Below are some records; reproduce every one of them exactly.

Rows from a dataset:
________

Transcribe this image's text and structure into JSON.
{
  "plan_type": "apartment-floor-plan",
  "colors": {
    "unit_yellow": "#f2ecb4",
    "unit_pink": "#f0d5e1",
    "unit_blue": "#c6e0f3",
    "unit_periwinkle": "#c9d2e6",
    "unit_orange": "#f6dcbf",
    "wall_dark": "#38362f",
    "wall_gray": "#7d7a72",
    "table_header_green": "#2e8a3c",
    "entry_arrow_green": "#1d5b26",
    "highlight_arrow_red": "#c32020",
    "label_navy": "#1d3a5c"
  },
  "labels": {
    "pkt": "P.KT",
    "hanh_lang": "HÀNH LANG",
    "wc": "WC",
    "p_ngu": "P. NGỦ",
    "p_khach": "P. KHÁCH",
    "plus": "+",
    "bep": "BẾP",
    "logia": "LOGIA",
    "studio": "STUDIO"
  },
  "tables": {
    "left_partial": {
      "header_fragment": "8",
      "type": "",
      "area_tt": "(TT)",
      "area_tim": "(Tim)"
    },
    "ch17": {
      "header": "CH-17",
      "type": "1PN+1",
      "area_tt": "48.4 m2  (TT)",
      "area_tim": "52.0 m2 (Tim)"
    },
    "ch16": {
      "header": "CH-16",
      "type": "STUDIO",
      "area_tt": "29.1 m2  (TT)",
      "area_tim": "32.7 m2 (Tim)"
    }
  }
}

________

EXERCISE RESULT
Transcribe this image's text and structure into JSON.
{
  "plan_type": "apartment-floor-plan",
  "colors": {
    "unit_yellow": "#f2ecb4",
    "unit_pink": "#f0d5e1",
    "unit_blue": "#c6e0f3",
    "unit_periwinkle": "#c9d2e6",
    "unit_orange": "#f6dcbf",
    "wall_dark": "#38362f",
    "wall_gray": "#7d7a72",
    "table_header_green": "#2e8a3c",
    "entry_arrow_green": "#1d5b26",
    "highlight_arrow_red": "#c32020",
    "label_navy": "#1d3a5c"
  },
  "labels": {
    "pkt": "P.KT",
    "hanh_lang": "HÀNH LANG",
    "wc": "WC",
    "p_ngu": "P. NGỦ",
    "p_khach": "P. KHÁCH",
    "plus": "+",
    "bep": "BẾP",
    "logia": "LOGIA",
    "studio": "STUDIO"
  },
  "tables": {
    "left_partial": {
      "header_fragment": "8",
      "type": "",
      "area_tt": "(TT)",
      "area_tim": "(Tim)"
    },
    "ch17": {
      "header": "CH-17",
      "type": "1PN+1",
      "area_tt": "48.4 m2  (TT)",
      "area_tim": "52.0 m2 (Tim)"
    },
    "ch16": {
      "header": "CH-16",
      "type": "STUDIO",
      "area_tt": "29.1 m2  (TT)",
      "area_tim": "32.7 m2 (Tim)"
    }
  }
}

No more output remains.